> [What the task requires]: Write out the entire listing below exactly as it appears, minus any pictures.

> [Stored entries]:
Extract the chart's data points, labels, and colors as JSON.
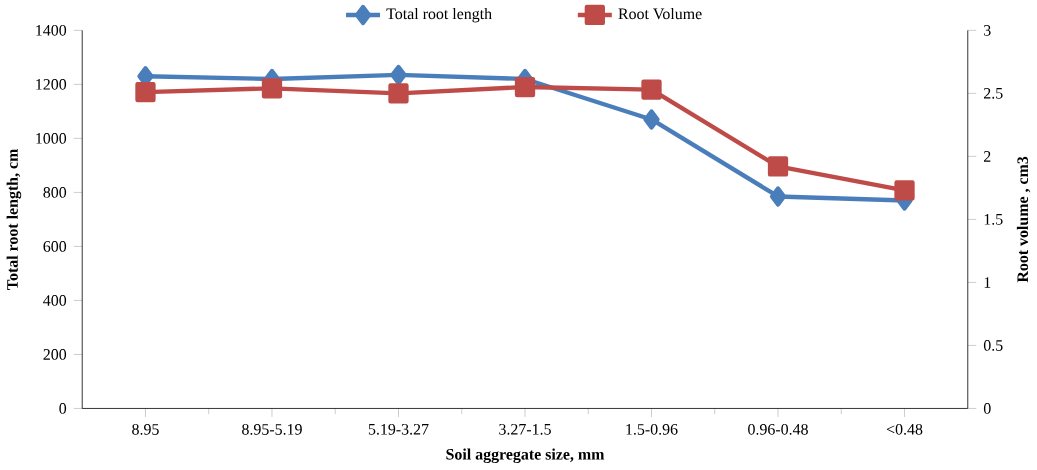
{
  "chart_data": {
    "type": "line",
    "xlabel": "Soil aggregate size, mm",
    "ylabel": "Total root length, cm",
    "y2label": "Root volume , cm3",
    "categories": [
      "8.95",
      "8.95-5.19",
      "5.19-3.27",
      "3.27-1.5",
      "1.5-0.96",
      "0.96-0.48",
      "<0.48"
    ],
    "series": [
      {
        "name": "Total root length",
        "color": "#4a7ebb",
        "marker": "diamond",
        "values": [
          1230,
          1220,
          1235,
          1220,
          1070,
          785,
          770
        ]
      },
      {
        "name": "Root Volume",
        "color": "#be4b48",
        "marker": "square",
        "axis": "y2",
        "values": [
          2.51,
          2.54,
          2.5,
          2.55,
          2.53,
          1.92,
          1.73
        ]
      }
    ],
    "ylim": [
      0,
      1400
    ],
    "yticks": [
      0,
      200,
      400,
      600,
      800,
      1000,
      1200,
      1400
    ],
    "y2lim": [
      0,
      3
    ],
    "y2ticks": [
      0,
      0.5,
      1,
      1.5,
      2,
      2.5,
      3
    ],
    "legend": "top",
    "grid": false
  }
}
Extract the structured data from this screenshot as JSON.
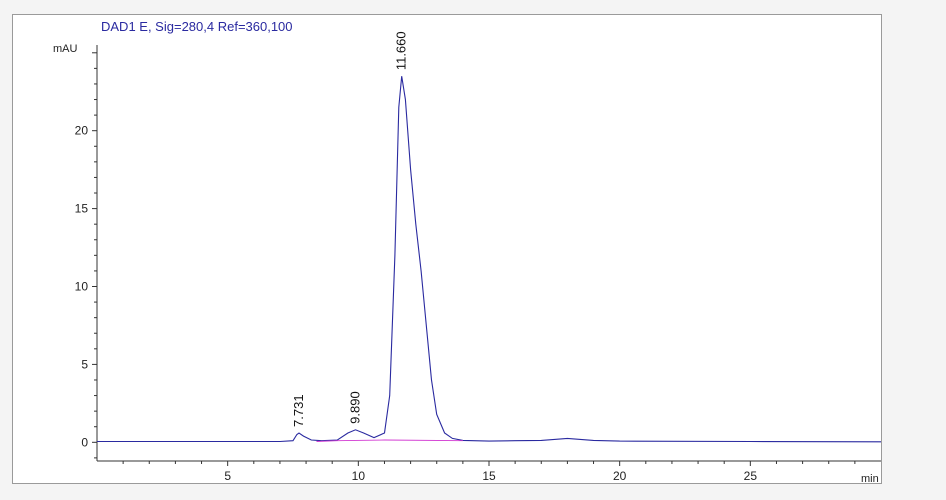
{
  "chart_data": {
    "type": "line",
    "title": "DAD1 E, Sig=280,4 Ref=360,100",
    "xlabel": "min",
    "ylabel": "mAU",
    "xlim": [
      0,
      30
    ],
    "ylim": [
      -1.2,
      25.5
    ],
    "x_ticks": [
      5,
      10,
      15,
      20,
      25
    ],
    "y_ticks": [
      0,
      5,
      10,
      15,
      20
    ],
    "grid": false,
    "peaks": [
      {
        "label": "7.731",
        "rt": 7.731,
        "height": 0.6
      },
      {
        "label": "9.890",
        "rt": 9.89,
        "height": 0.8
      },
      {
        "label": "11.660",
        "rt": 11.66,
        "height": 23.5
      }
    ],
    "series": [
      {
        "color": "#2a2aa0",
        "x": [
          0,
          7.0,
          7.5,
          7.65,
          7.731,
          7.9,
          8.2,
          8.6,
          9.2,
          9.6,
          9.89,
          10.2,
          10.6,
          11.0,
          11.2,
          11.4,
          11.55,
          11.66,
          11.8,
          12.0,
          12.2,
          12.4,
          12.6,
          12.8,
          13.0,
          13.3,
          13.6,
          14.0,
          15.0,
          16.0,
          17.0,
          18.0,
          19.0,
          20.0,
          25.0,
          30.0
        ],
        "y": [
          0.05,
          0.05,
          0.1,
          0.5,
          0.6,
          0.4,
          0.15,
          0.1,
          0.15,
          0.6,
          0.8,
          0.6,
          0.3,
          0.6,
          3.0,
          12.0,
          21.5,
          23.5,
          22.0,
          17.5,
          14.0,
          11.0,
          7.5,
          4.0,
          1.8,
          0.6,
          0.25,
          0.12,
          0.08,
          0.1,
          0.12,
          0.25,
          0.12,
          0.08,
          0.05,
          0.03
        ]
      },
      {
        "color": "#d23ad2",
        "x": [
          8.4,
          9.2,
          11.0,
          14.0
        ],
        "y": [
          0.05,
          0.1,
          0.15,
          0.1
        ]
      }
    ]
  }
}
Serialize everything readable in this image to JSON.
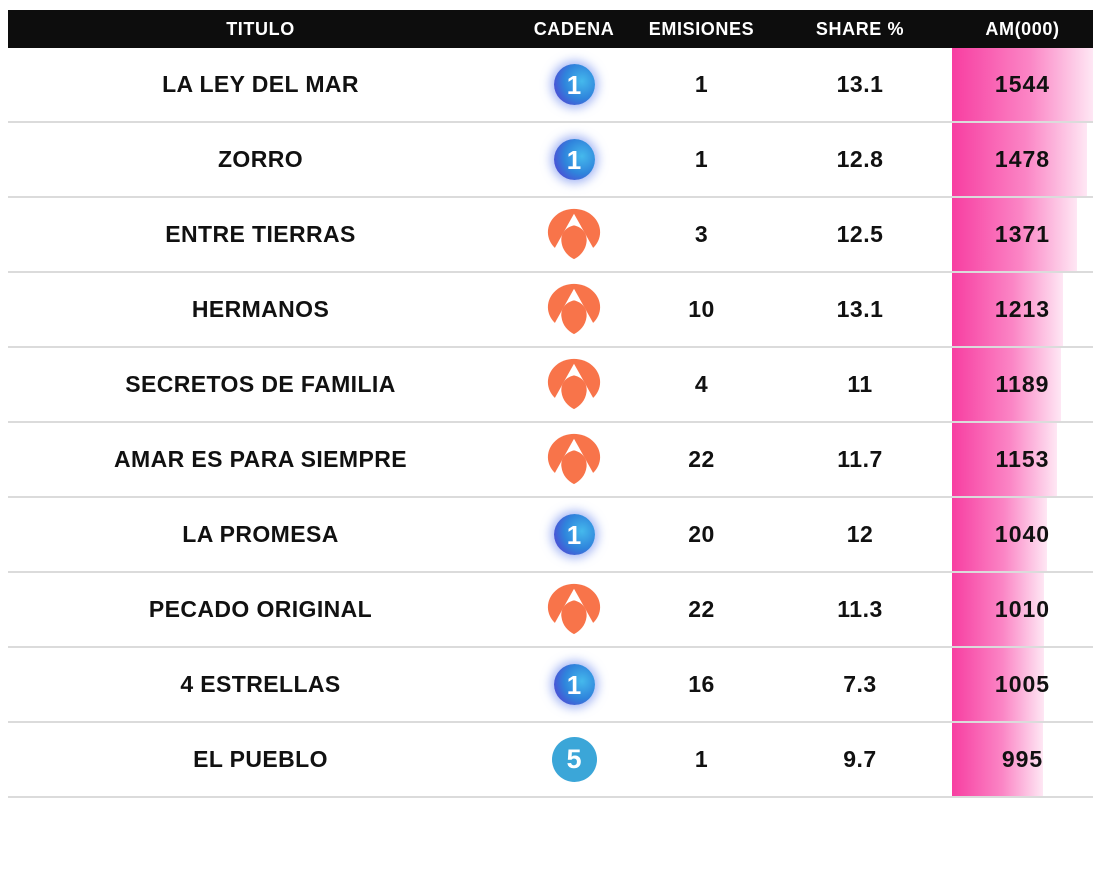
{
  "chart_data": {
    "type": "table",
    "title": "",
    "columns": [
      "TITULO",
      "CADENA",
      "EMISIONES",
      "SHARE %",
      "AM(000)"
    ],
    "rows": [
      {
        "titulo": "LA LEY DEL MAR",
        "cadena": "La 1",
        "cadena_key": "la1",
        "emisiones": 1,
        "share_pct": 13.1,
        "am_000": 1544
      },
      {
        "titulo": "ZORRO",
        "cadena": "La 1",
        "cadena_key": "la1",
        "emisiones": 1,
        "share_pct": 12.8,
        "am_000": 1478
      },
      {
        "titulo": "ENTRE TIERRAS",
        "cadena": "Antena 3",
        "cadena_key": "a3",
        "emisiones": 3,
        "share_pct": 12.5,
        "am_000": 1371
      },
      {
        "titulo": "HERMANOS",
        "cadena": "Antena 3",
        "cadena_key": "a3",
        "emisiones": 10,
        "share_pct": 13.1,
        "am_000": 1213
      },
      {
        "titulo": "SECRETOS DE FAMILIA",
        "cadena": "Antena 3",
        "cadena_key": "a3",
        "emisiones": 4,
        "share_pct": 11,
        "am_000": 1189
      },
      {
        "titulo": "AMAR ES PARA SIEMPRE",
        "cadena": "Antena 3",
        "cadena_key": "a3",
        "emisiones": 22,
        "share_pct": 11.7,
        "am_000": 1153
      },
      {
        "titulo": "LA PROMESA",
        "cadena": "La 1",
        "cadena_key": "la1",
        "emisiones": 20,
        "share_pct": 12,
        "am_000": 1040
      },
      {
        "titulo": "PECADO ORIGINAL",
        "cadena": "Antena 3",
        "cadena_key": "a3",
        "emisiones": 22,
        "share_pct": 11.3,
        "am_000": 1010
      },
      {
        "titulo": "4 ESTRELLAS",
        "cadena": "La 1",
        "cadena_key": "la1",
        "emisiones": 16,
        "share_pct": 7.3,
        "am_000": 1005
      },
      {
        "titulo": "EL PUEBLO",
        "cadena": "Telecinco",
        "cadena_key": "t5",
        "emisiones": 1,
        "share_pct": 9.7,
        "am_000": 995
      }
    ],
    "bar": {
      "column": "AM(000)",
      "max": 1544,
      "gradient": [
        "#f73ea1",
        "#fee7f4"
      ],
      "note": "bar width proportional to AM(000) value"
    },
    "legend_position": "none",
    "grid": "horizontal row separators only"
  },
  "channels": {
    "la1": {
      "name": "La 1",
      "glyph": "1",
      "color_left": "#5c30d0",
      "color_right": "#45b9ec"
    },
    "a3": {
      "name": "Antena 3",
      "glyph": "",
      "color": "#f8744a"
    },
    "t5": {
      "name": "Telecinco",
      "glyph": "5",
      "color": "#3ba6d8"
    }
  },
  "colors": {
    "header_bg": "#0d0d0d",
    "header_text": "#ffffff",
    "row_text": "#111111",
    "separator": "#dbdbdb",
    "bar_start": "#f73ea1",
    "bar_end": "#fee7f4"
  }
}
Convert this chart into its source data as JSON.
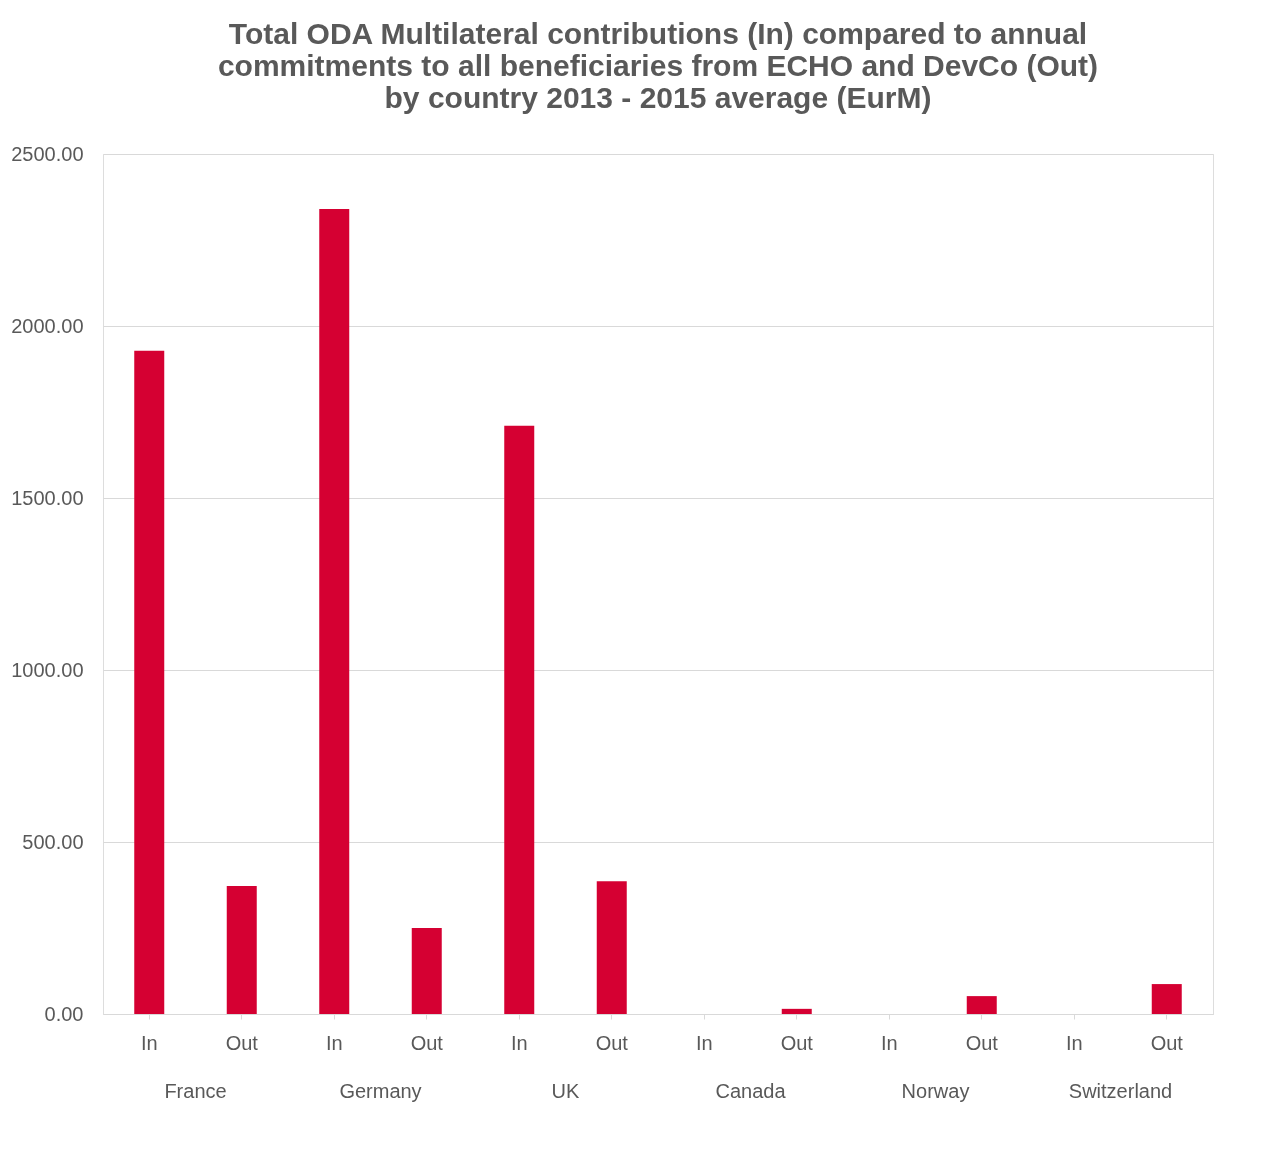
{
  "chart_data": {
    "type": "bar",
    "title": "Total ODA Multilateral contributions (In) compared to annual\ncommitments to all beneficiaries from ECHO and DevCo (Out)\nby country 2013 - 2015 average (EurM)",
    "categories": [
      "In",
      "Out",
      "In",
      "Out",
      "In",
      "Out",
      "In",
      "Out",
      "In",
      "Out",
      "In",
      "Out"
    ],
    "values": [
      1928,
      372,
      2340,
      250,
      1710,
      386,
      null,
      15,
      null,
      52,
      null,
      87
    ],
    "color": "#d50032",
    "ylim": [
      0,
      2500
    ],
    "yticks": [
      {
        "value": 0,
        "label": "0.00"
      },
      {
        "value": 500,
        "label": "500.00"
      },
      {
        "value": 1000,
        "label": "1000.00"
      },
      {
        "value": 1500,
        "label": "1500.00"
      },
      {
        "value": 2000,
        "label": "2000.00"
      },
      {
        "value": 2500,
        "label": "2500.00"
      }
    ],
    "grid": "y",
    "annotations": [
      "France",
      "Germany",
      "UK",
      "Canada",
      "Norway",
      "Switzerland"
    ]
  }
}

> [Worked answer]:
Extract the chart's data points, labels, and colors as JSON.
{
  "chart_data": {
    "type": "line",
    "xlabel": "Soil aggregate size, mm",
    "ylabel": "Total root length, cm",
    "y2label": "Root volume , cm3",
    "categories": [
      "8.95",
      "8.95-5.19",
      "5.19-3.27",
      "3.27-1.5",
      "1.5-0.96",
      "0.96-0.48",
      "<0.48"
    ],
    "series": [
      {
        "name": "Total root length",
        "color": "#4a7ebb",
        "marker": "diamond",
        "values": [
          1230,
          1220,
          1235,
          1220,
          1070,
          785,
          770
        ]
      },
      {
        "name": "Root Volume",
        "color": "#be4b48",
        "marker": "square",
        "axis": "y2",
        "values": [
          2.51,
          2.54,
          2.5,
          2.55,
          2.53,
          1.92,
          1.73
        ]
      }
    ],
    "ylim": [
      0,
      1400
    ],
    "yticks": [
      0,
      200,
      400,
      600,
      800,
      1000,
      1200,
      1400
    ],
    "y2lim": [
      0,
      3
    ],
    "y2ticks": [
      0,
      0.5,
      1,
      1.5,
      2,
      2.5,
      3
    ],
    "legend": "top",
    "grid": false
  }
}
Extract the structured data from this screenshot as JSON.
{
  "chart_data": {
    "type": "line",
    "title": "DAD1 E, Sig=280,4 Ref=360,100",
    "xlabel": "min",
    "ylabel": "mAU",
    "xlim": [
      0,
      30
    ],
    "ylim": [
      -1.2,
      25.5
    ],
    "x_ticks": [
      5,
      10,
      15,
      20,
      25
    ],
    "y_ticks": [
      0,
      5,
      10,
      15,
      20
    ],
    "grid": false,
    "peaks": [
      {
        "label": "7.731",
        "rt": 7.731,
        "height": 0.6
      },
      {
        "label": "9.890",
        "rt": 9.89,
        "height": 0.8
      },
      {
        "label": "11.660",
        "rt": 11.66,
        "height": 23.5
      }
    ],
    "series": [
      {
        "color": "#2a2aa0",
        "x": [
          0,
          7.0,
          7.5,
          7.65,
          7.731,
          7.9,
          8.2,
          8.6,
          9.2,
          9.6,
          9.89,
          10.2,
          10.6,
          11.0,
          11.2,
          11.4,
          11.55,
          11.66,
          11.8,
          12.0,
          12.2,
          12.4,
          12.6,
          12.8,
          13.0,
          13.3,
          13.6,
          14.0,
          15.0,
          16.0,
          17.0,
          18.0,
          19.0,
          20.0,
          25.0,
          30.0
        ],
        "y": [
          0.05,
          0.05,
          0.1,
          0.5,
          0.6,
          0.4,
          0.15,
          0.1,
          0.15,
          0.6,
          0.8,
          0.6,
          0.3,
          0.6,
          3.0,
          12.0,
          21.5,
          23.5,
          22.0,
          17.5,
          14.0,
          11.0,
          7.5,
          4.0,
          1.8,
          0.6,
          0.25,
          0.12,
          0.08,
          0.1,
          0.12,
          0.25,
          0.12,
          0.08,
          0.05,
          0.03
        ]
      },
      {
        "color": "#d23ad2",
        "x": [
          8.4,
          9.2,
          11.0,
          14.0
        ],
        "y": [
          0.05,
          0.1,
          0.15,
          0.1
        ]
      }
    ]
  }
}
Serialize everything readable in this image to JSON.
{
  "chart_data": {
    "type": "table",
    "title": "",
    "columns": [
      "TITULO",
      "CADENA",
      "EMISIONES",
      "SHARE %",
      "AM(000)"
    ],
    "rows": [
      {
        "titulo": "LA LEY DEL MAR",
        "cadena": "La 1",
        "cadena_key": "la1",
        "emisiones": 1,
        "share_pct": 13.1,
        "am_000": 1544
      },
      {
        "titulo": "ZORRO",
        "cadena": "La 1",
        "cadena_key": "la1",
        "emisiones": 1,
        "share_pct": 12.8,
        "am_000": 1478
      },
      {
        "titulo": "ENTRE TIERRAS",
        "cadena": "Antena 3",
        "cadena_key": "a3",
        "emisiones": 3,
        "share_pct": 12.5,
        "am_000": 1371
      },
      {
        "titulo": "HERMANOS",
        "cadena": "Antena 3",
        "cadena_key": "a3",
        "emisiones": 10,
        "share_pct": 13.1,
        "am_000": 1213
      },
      {
        "titulo": "SECRETOS DE FAMILIA",
        "cadena": "Antena 3",
        "cadena_key": "a3",
        "emisiones": 4,
        "share_pct": 11,
        "am_000": 1189
      },
      {
        "titulo": "AMAR ES PARA SIEMPRE",
        "cadena": "Antena 3",
        "cadena_key": "a3",
        "emisiones": 22,
        "share_pct": 11.7,
        "am_000": 1153
      },
      {
        "titulo": "LA PROMESA",
        "cadena": "La 1",
        "cadena_key": "la1",
        "emisiones": 20,
        "share_pct": 12,
        "am_000": 1040
      },
      {
        "titulo": "PECADO ORIGINAL",
        "cadena": "Antena 3",
        "cadena_key": "a3",
        "emisiones": 22,
        "share_pct": 11.3,
        "am_000": 1010
      },
      {
        "titulo": "4 ESTRELLAS",
        "cadena": "La 1",
        "cadena_key": "la1",
        "emisiones": 16,
        "share_pct": 7.3,
        "am_000": 1005
      },
      {
        "titulo": "EL PUEBLO",
        "cadena": "Telecinco",
        "cadena_key": "t5",
        "emisiones": 1,
        "share_pct": 9.7,
        "am_000": 995
      }
    ],
    "bar": {
      "column": "AM(000)",
      "max": 1544,
      "gradient": [
        "#f73ea1",
        "#fee7f4"
      ],
      "note": "bar width proportional to AM(000) value"
    },
    "legend_position": "none",
    "grid": "horizontal row separators only"
  },
  "channels": {
    "la1": {
      "name": "La 1",
      "glyph": "1",
      "color_left": "#5c30d0",
      "color_right": "#45b9ec"
    },
    "a3": {
      "name": "Antena 3",
      "glyph": "",
      "color": "#f8744a"
    },
    "t5": {
      "name": "Telecinco",
      "glyph": "5",
      "color": "#3ba6d8"
    }
  },
  "colors": {
    "header_bg": "#0d0d0d",
    "header_text": "#ffffff",
    "row_text": "#111111",
    "separator": "#dbdbdb",
    "bar_start": "#f73ea1",
    "bar_end": "#fee7f4"
  }
}
Convert this chart into its source data as JSON.
{
  "chart_data": {
    "type": "bar",
    "title": "Total ODA Multilateral contributions (In) compared to annual\ncommitments to all beneficiaries from ECHO and DevCo (Out)\nby country 2013 - 2015 average (EurM)",
    "categories": [
      "In",
      "Out",
      "In",
      "Out",
      "In",
      "Out",
      "In",
      "Out",
      "In",
      "Out",
      "In",
      "Out"
    ],
    "values": [
      1928,
      372,
      2340,
      250,
      1710,
      386,
      null,
      15,
      null,
      52,
      null,
      87
    ],
    "color": "#d50032",
    "ylim": [
      0,
      2500
    ],
    "yticks": [
      {
        "value": 0,
        "label": "0.00"
      },
      {
        "value": 500,
        "label": "500.00"
      },
      {
        "value": 1000,
        "label": "1000.00"
      },
      {
        "value": 1500,
        "label": "1500.00"
      },
      {
        "value": 2000,
        "label": "2000.00"
      },
      {
        "value": 2500,
        "label": "2500.00"
      }
    ],
    "grid": "y",
    "annotations": [
      "France",
      "Germany",
      "UK",
      "Canada",
      "Norway",
      "Switzerland"
    ]
  }
}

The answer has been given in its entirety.